Exercise task: Set down each entry exactly as given; pictures should not appear in the copy.

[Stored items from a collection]
** START **

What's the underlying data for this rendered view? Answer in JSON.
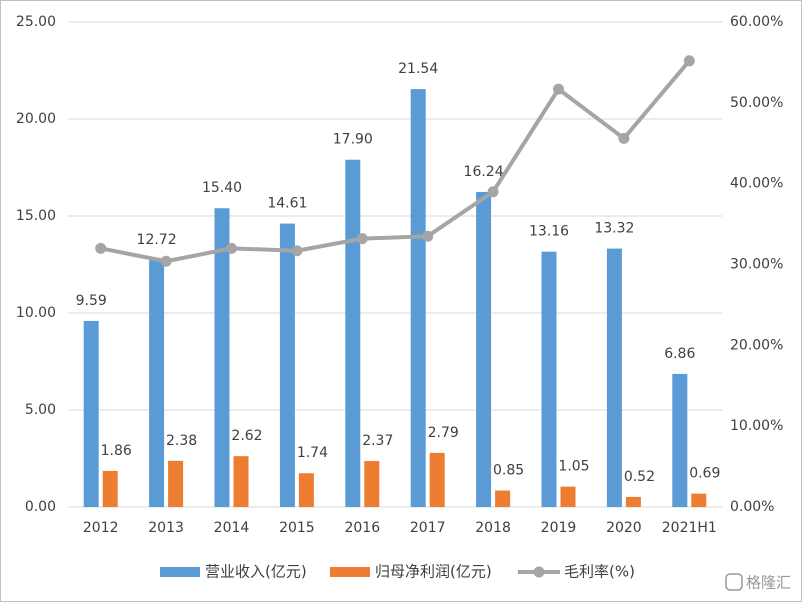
{
  "chart_data": {
    "type": "bar-line",
    "categories": [
      "2012",
      "2013",
      "2014",
      "2015",
      "2016",
      "2017",
      "2018",
      "2019",
      "2020",
      "2021H1"
    ],
    "series": [
      {
        "name": "营业收入(亿元)",
        "color": "#5b9bd5",
        "type": "bar",
        "values": [
          9.59,
          12.72,
          15.4,
          14.61,
          17.9,
          21.54,
          16.24,
          13.16,
          13.32,
          6.86
        ],
        "value_labels": [
          "9.59",
          "12.72",
          "15.40",
          "14.61",
          "17.90",
          "21.54",
          "16.24",
          "13.16",
          "13.32",
          "6.86"
        ]
      },
      {
        "name": "归母净利润(亿元)",
        "color": "#ed7d31",
        "type": "bar",
        "values": [
          1.86,
          2.38,
          2.62,
          1.74,
          2.37,
          2.79,
          0.85,
          1.05,
          0.52,
          0.69
        ],
        "value_labels": [
          "1.86",
          "2.38",
          "2.62",
          "1.74",
          "2.37",
          "2.79",
          "0.85",
          "1.05",
          "0.52",
          "0.69"
        ]
      },
      {
        "name": "毛利率(%)",
        "color": "#a5a5a5",
        "type": "line",
        "axis": "y2",
        "values": [
          32.0,
          30.4,
          32.0,
          31.7,
          33.2,
          33.5,
          39.0,
          51.7,
          45.6,
          55.2
        ]
      }
    ],
    "ylim": [
      0,
      25
    ],
    "yticks": [
      {
        "value": 0,
        "label": "0.00"
      },
      {
        "value": 5,
        "label": "5.00"
      },
      {
        "value": 10,
        "label": "10.00"
      },
      {
        "value": 15,
        "label": "15.00"
      },
      {
        "value": 20,
        "label": "20.00"
      },
      {
        "value": 25,
        "label": "25.00"
      }
    ],
    "y2lim": [
      0,
      60
    ],
    "y2ticks": [
      {
        "value": 0,
        "label": "0.00%"
      },
      {
        "value": 10,
        "label": "10.00%"
      },
      {
        "value": 20,
        "label": "20.00%"
      },
      {
        "value": 30,
        "label": "30.00%"
      },
      {
        "value": 40,
        "label": "40.00%"
      },
      {
        "value": 50,
        "label": "50.00%"
      },
      {
        "value": 60,
        "label": "60.00%"
      }
    ],
    "grid": true,
    "legend": "bottom",
    "watermark": "格隆汇"
  }
}
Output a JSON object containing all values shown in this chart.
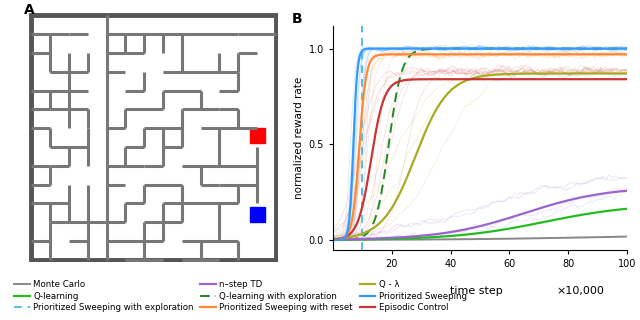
{
  "title_A": "A",
  "title_B": "B",
  "xlabel": "time step",
  "xlabel_scale": "×10,000",
  "ylabel": "normalized reward rate",
  "xlim": [
    0,
    100
  ],
  "ylim": [
    -0.05,
    1.12
  ],
  "xticks": [
    20,
    40,
    60,
    80,
    100
  ],
  "yticks": [
    0.0,
    0.5,
    1.0
  ],
  "colors": {
    "monte_carlo": "#888888",
    "q_learning": "#22bb22",
    "ps_exploration": "#55bbee",
    "n_step_td": "#9966cc",
    "q_lambda": "#aaaa22",
    "q_learning_exp": "#228822",
    "prioritized_sweeping": "#3399ff",
    "ps_reset": "#ff8833",
    "episodic_control": "#cc3333"
  },
  "maze_wall_color": "#777777",
  "maze_border_color": "#555555"
}
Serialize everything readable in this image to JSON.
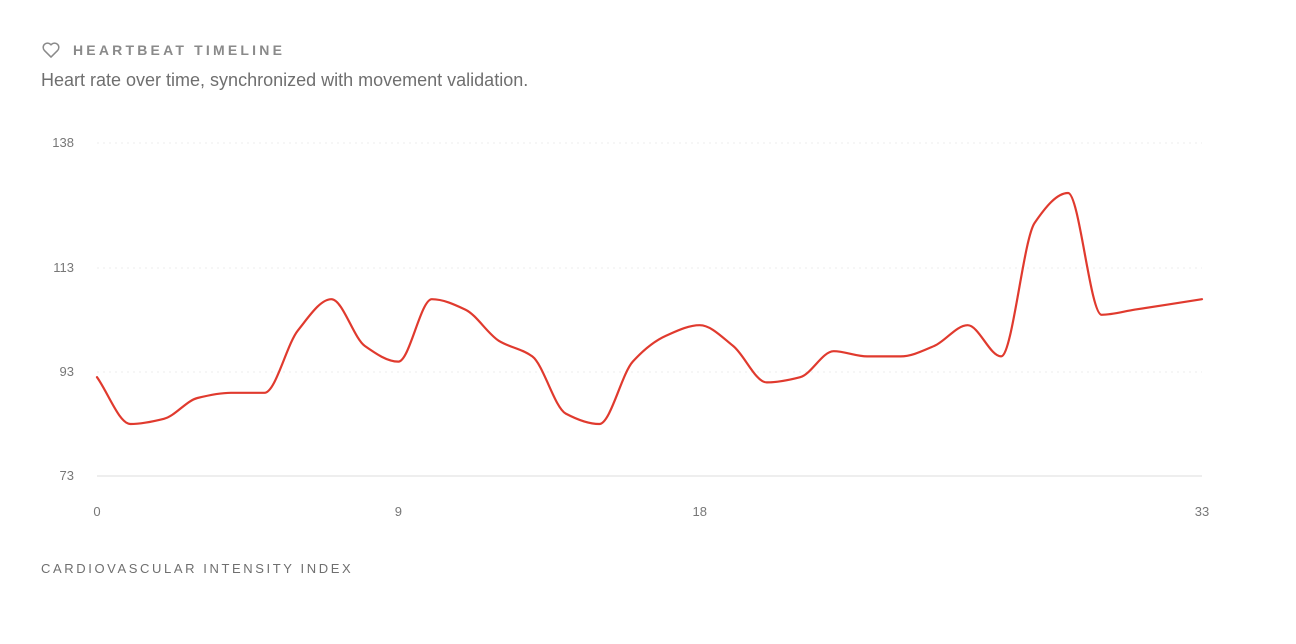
{
  "header": {
    "icon": "heart-icon",
    "title": "HEARTBEAT TIMELINE",
    "subtitle": "Heart rate over time, synchronized with movement validation."
  },
  "footer": {
    "label": "CARDIOVASCULAR INTENSITY INDEX"
  },
  "colors": {
    "line": "#e03a2e",
    "grid": "#ececec",
    "axis": "#dddddd",
    "text": "#777777"
  },
  "chart_data": {
    "type": "line",
    "title": "HEARTBEAT TIMELINE",
    "subtitle": "Heart rate over time, synchronized with movement validation.",
    "xlabel": "",
    "ylabel": "",
    "xlim": [
      0,
      33
    ],
    "ylim": [
      73,
      138
    ],
    "x_ticks": [
      0,
      9,
      18,
      33
    ],
    "y_ticks": [
      73,
      93,
      113,
      138
    ],
    "grid": "horizontal-dotted",
    "legend": "none",
    "series": [
      {
        "x": [
          0,
          1,
          2,
          3,
          4,
          5,
          6,
          7,
          8,
          9,
          10,
          11,
          12,
          13,
          14,
          15,
          16,
          17,
          18,
          19,
          20,
          21,
          22,
          23,
          24,
          25,
          26,
          27,
          28,
          29,
          30,
          31,
          32,
          33
        ],
        "values": [
          92,
          83,
          84,
          88,
          89,
          89,
          101,
          107,
          98,
          95,
          107,
          105,
          99,
          96,
          85,
          83,
          95,
          100,
          102,
          98,
          91,
          92,
          97,
          96,
          96,
          98,
          102,
          96,
          122,
          128,
          104,
          105,
          106,
          107
        ]
      }
    ]
  }
}
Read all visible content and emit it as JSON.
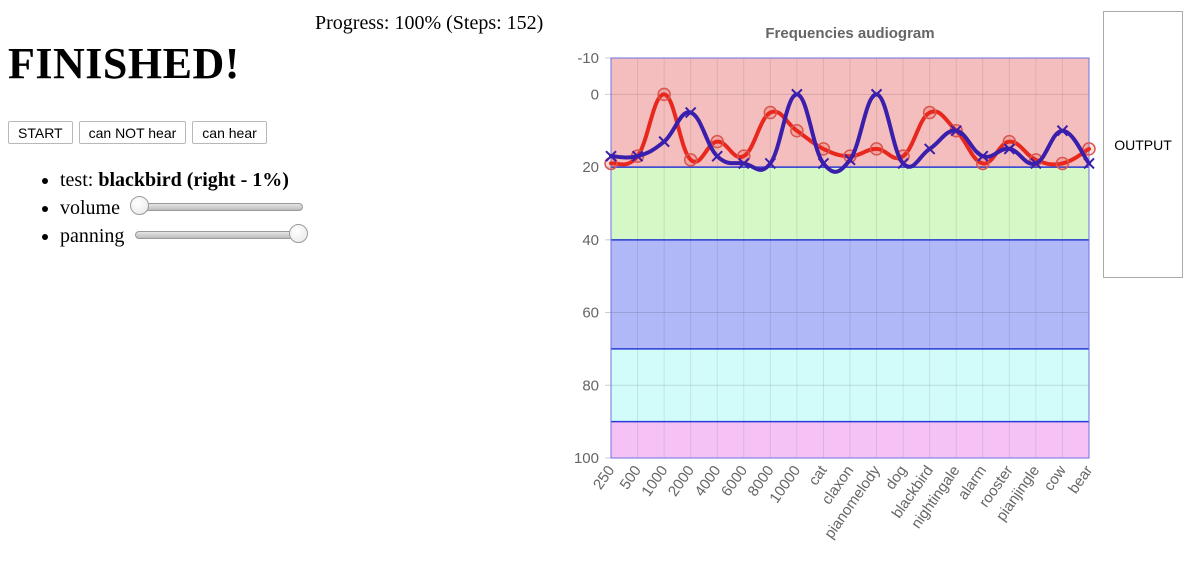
{
  "status": {
    "progress_text": "Progress: 100% (Steps: 152)",
    "title": "FINISHED!"
  },
  "buttons": {
    "start": "START",
    "cannot_hear": "can NOT hear",
    "can_hear": "can hear"
  },
  "info": {
    "test_label": "test:",
    "test_value": "blackbird (right - 1%)",
    "volume_label": "volume",
    "volume_value": 0,
    "panning_label": "panning",
    "panning_value": 1
  },
  "output_label": "OUTPUT",
  "chart_data": {
    "type": "line",
    "title": "Frequencies audiogram",
    "categories": [
      "250",
      "500",
      "1000",
      "2000",
      "4000",
      "6000",
      "8000",
      "10000",
      "cat",
      "claxon",
      "pianomelody",
      "dog",
      "blackbird",
      "nightingale",
      "alarm",
      "rooster",
      "pianjingle",
      "cow",
      "bear"
    ],
    "ylim": [
      -10,
      100
    ],
    "y_inverted": true,
    "yticks": [
      -10,
      0,
      20,
      40,
      60,
      80,
      100
    ],
    "bands": [
      {
        "from": -10,
        "to": 20,
        "color": "#f5bebe"
      },
      {
        "from": 20,
        "to": 40,
        "color": "#d4f8c6"
      },
      {
        "from": 40,
        "to": 70,
        "color": "#b0b8f8"
      },
      {
        "from": 70,
        "to": 90,
        "color": "#d2fcfa"
      },
      {
        "from": 90,
        "to": 100,
        "color": "#f6c2f6"
      }
    ],
    "series": [
      {
        "name": "red",
        "color": "#e8281e",
        "marker": "circle",
        "values": [
          19,
          17,
          0,
          18,
          13,
          17,
          5,
          10,
          15,
          17,
          15,
          17,
          5,
          10,
          19,
          13,
          18,
          19,
          15
        ]
      },
      {
        "name": "blue",
        "color": "#3a1eac",
        "marker": "x",
        "values": [
          17,
          17,
          13,
          5,
          17,
          19,
          19,
          0,
          19,
          18,
          0,
          19,
          15,
          10,
          17,
          15,
          19,
          10,
          19
        ]
      }
    ]
  }
}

** END **

Finished answer:
What's the underlying data for this rendered view? Answer in JSON.
{
  "chart_data": {
    "type": "bar-line",
    "categories": [
      "2012",
      "2013",
      "2014",
      "2015",
      "2016",
      "2017",
      "2018",
      "2019",
      "2020",
      "2021H1"
    ],
    "series": [
      {
        "name": "营业收入(亿元)",
        "color": "#5b9bd5",
        "type": "bar",
        "values": [
          9.59,
          12.72,
          15.4,
          14.61,
          17.9,
          21.54,
          16.24,
          13.16,
          13.32,
          6.86
        ],
        "value_labels": [
          "9.59",
          "12.72",
          "15.40",
          "14.61",
          "17.90",
          "21.54",
          "16.24",
          "13.16",
          "13.32",
          "6.86"
        ]
      },
      {
        "name": "归母净利润(亿元)",
        "color": "#ed7d31",
        "type": "bar",
        "values": [
          1.86,
          2.38,
          2.62,
          1.74,
          2.37,
          2.79,
          0.85,
          1.05,
          0.52,
          0.69
        ],
        "value_labels": [
          "1.86",
          "2.38",
          "2.62",
          "1.74",
          "2.37",
          "2.79",
          "0.85",
          "1.05",
          "0.52",
          "0.69"
        ]
      },
      {
        "name": "毛利率(%)",
        "color": "#a5a5a5",
        "type": "line",
        "axis": "y2",
        "values": [
          32.0,
          30.4,
          32.0,
          31.7,
          33.2,
          33.5,
          39.0,
          51.7,
          45.6,
          55.2
        ]
      }
    ],
    "ylim": [
      0,
      25
    ],
    "yticks": [
      {
        "value": 0,
        "label": "0.00"
      },
      {
        "value": 5,
        "label": "5.00"
      },
      {
        "value": 10,
        "label": "10.00"
      },
      {
        "value": 15,
        "label": "15.00"
      },
      {
        "value": 20,
        "label": "20.00"
      },
      {
        "value": 25,
        "label": "25.00"
      }
    ],
    "y2lim": [
      0,
      60
    ],
    "y2ticks": [
      {
        "value": 0,
        "label": "0.00%"
      },
      {
        "value": 10,
        "label": "10.00%"
      },
      {
        "value": 20,
        "label": "20.00%"
      },
      {
        "value": 30,
        "label": "30.00%"
      },
      {
        "value": 40,
        "label": "40.00%"
      },
      {
        "value": 50,
        "label": "50.00%"
      },
      {
        "value": 60,
        "label": "60.00%"
      }
    ],
    "grid": true,
    "legend": "bottom",
    "watermark": "格隆汇"
  }
}
Output a JSON object containing all values shown in this chart.
{
  "title_A": "A",
  "title_B": "B",
  "xlabel": "time step",
  "xlabel_scale": "×10,000",
  "ylabel": "normalized reward rate",
  "xlim": [
    0,
    100
  ],
  "ylim": [
    -0.05,
    1.12
  ],
  "xticks": [
    20,
    40,
    60,
    80,
    100
  ],
  "yticks": [
    0.0,
    0.5,
    1.0
  ],
  "colors": {
    "monte_carlo": "#888888",
    "q_learning": "#22bb22",
    "ps_exploration": "#55bbee",
    "n_step_td": "#9966cc",
    "q_lambda": "#aaaa22",
    "q_learning_exp": "#228822",
    "prioritized_sweeping": "#3399ff",
    "ps_reset": "#ff8833",
    "episodic_control": "#cc3333"
  },
  "maze_wall_color": "#777777",
  "maze_border_color": "#555555"
}
Serialize everything readable in this image to JSON.
{
  "header": {
    "icon": "heart-icon",
    "title": "HEARTBEAT TIMELINE",
    "subtitle": "Heart rate over time, synchronized with movement validation."
  },
  "footer": {
    "label": "CARDIOVASCULAR INTENSITY INDEX"
  },
  "colors": {
    "line": "#e03a2e",
    "grid": "#ececec",
    "axis": "#dddddd",
    "text": "#777777"
  },
  "chart_data": {
    "type": "line",
    "title": "HEARTBEAT TIMELINE",
    "subtitle": "Heart rate over time, synchronized with movement validation.",
    "xlabel": "",
    "ylabel": "",
    "xlim": [
      0,
      33
    ],
    "ylim": [
      73,
      138
    ],
    "x_ticks": [
      0,
      9,
      18,
      33
    ],
    "y_ticks": [
      73,
      93,
      113,
      138
    ],
    "grid": "horizontal-dotted",
    "legend": "none",
    "series": [
      {
        "x": [
          0,
          1,
          2,
          3,
          4,
          5,
          6,
          7,
          8,
          9,
          10,
          11,
          12,
          13,
          14,
          15,
          16,
          17,
          18,
          19,
          20,
          21,
          22,
          23,
          24,
          25,
          26,
          27,
          28,
          29,
          30,
          31,
          32,
          33
        ],
        "values": [
          92,
          83,
          84,
          88,
          89,
          89,
          101,
          107,
          98,
          95,
          107,
          105,
          99,
          96,
          85,
          83,
          95,
          100,
          102,
          98,
          91,
          92,
          97,
          96,
          96,
          98,
          102,
          96,
          122,
          128,
          104,
          105,
          106,
          107
        ]
      }
    ]
  }
}
Read all visible content and emit it as JSON.
{
  "status": {
    "progress_text": "Progress: 100% (Steps: 152)",
    "title": "FINISHED!"
  },
  "buttons": {
    "start": "START",
    "cannot_hear": "can NOT hear",
    "can_hear": "can hear"
  },
  "info": {
    "test_label": "test:",
    "test_value": "blackbird (right - 1%)",
    "volume_label": "volume",
    "volume_value": 0,
    "panning_label": "panning",
    "panning_value": 1
  },
  "output_label": "OUTPUT",
  "chart_data": {
    "type": "line",
    "title": "Frequencies audiogram",
    "categories": [
      "250",
      "500",
      "1000",
      "2000",
      "4000",
      "6000",
      "8000",
      "10000",
      "cat",
      "claxon",
      "pianomelody",
      "dog",
      "blackbird",
      "nightingale",
      "alarm",
      "rooster",
      "pianjingle",
      "cow",
      "bear"
    ],
    "ylim": [
      -10,
      100
    ],
    "y_inverted": true,
    "yticks": [
      -10,
      0,
      20,
      40,
      60,
      80,
      100
    ],
    "bands": [
      {
        "from": -10,
        "to": 20,
        "color": "#f5bebe"
      },
      {
        "from": 20,
        "to": 40,
        "color": "#d4f8c6"
      },
      {
        "from": 40,
        "to": 70,
        "color": "#b0b8f8"
      },
      {
        "from": 70,
        "to": 90,
        "color": "#d2fcfa"
      },
      {
        "from": 90,
        "to": 100,
        "color": "#f6c2f6"
      }
    ],
    "series": [
      {
        "name": "red",
        "color": "#e8281e",
        "marker": "circle",
        "values": [
          19,
          17,
          0,
          18,
          13,
          17,
          5,
          10,
          15,
          17,
          15,
          17,
          5,
          10,
          19,
          13,
          18,
          19,
          15
        ]
      },
      {
        "name": "blue",
        "color": "#3a1eac",
        "marker": "x",
        "values": [
          17,
          17,
          13,
          5,
          17,
          19,
          19,
          0,
          19,
          18,
          0,
          19,
          15,
          10,
          17,
          15,
          19,
          10,
          19
        ]
      }
    ]
  }
}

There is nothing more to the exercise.